Extracted information:
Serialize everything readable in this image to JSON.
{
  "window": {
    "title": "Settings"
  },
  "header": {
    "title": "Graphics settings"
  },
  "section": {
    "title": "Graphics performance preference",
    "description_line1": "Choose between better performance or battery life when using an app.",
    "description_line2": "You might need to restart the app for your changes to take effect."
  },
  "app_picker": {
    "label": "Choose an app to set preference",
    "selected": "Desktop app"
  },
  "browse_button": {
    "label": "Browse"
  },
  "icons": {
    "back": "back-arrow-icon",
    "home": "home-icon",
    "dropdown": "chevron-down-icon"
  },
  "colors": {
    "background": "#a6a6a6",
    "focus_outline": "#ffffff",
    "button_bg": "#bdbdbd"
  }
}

Short problem:
Copy the material above back out, exactly as written.

Full answer:
Serialize everything readable in this image to JSON.
{
  "window": {
    "title": "Settings"
  },
  "header": {
    "title": "Graphics settings"
  },
  "section": {
    "title": "Graphics performance preference",
    "description_line1": "Choose between better performance or battery life when using an app.",
    "description_line2": "You might need to restart the app for your changes to take effect."
  },
  "app_picker": {
    "label": "Choose an app to set preference",
    "selected": "Desktop app"
  },
  "browse_button": {
    "label": "Browse"
  },
  "icons": {
    "back": "back-arrow-icon",
    "home": "home-icon",
    "dropdown": "chevron-down-icon"
  },
  "colors": {
    "background": "#a6a6a6",
    "focus_outline": "#ffffff",
    "button_bg": "#bdbdbd"
  }
}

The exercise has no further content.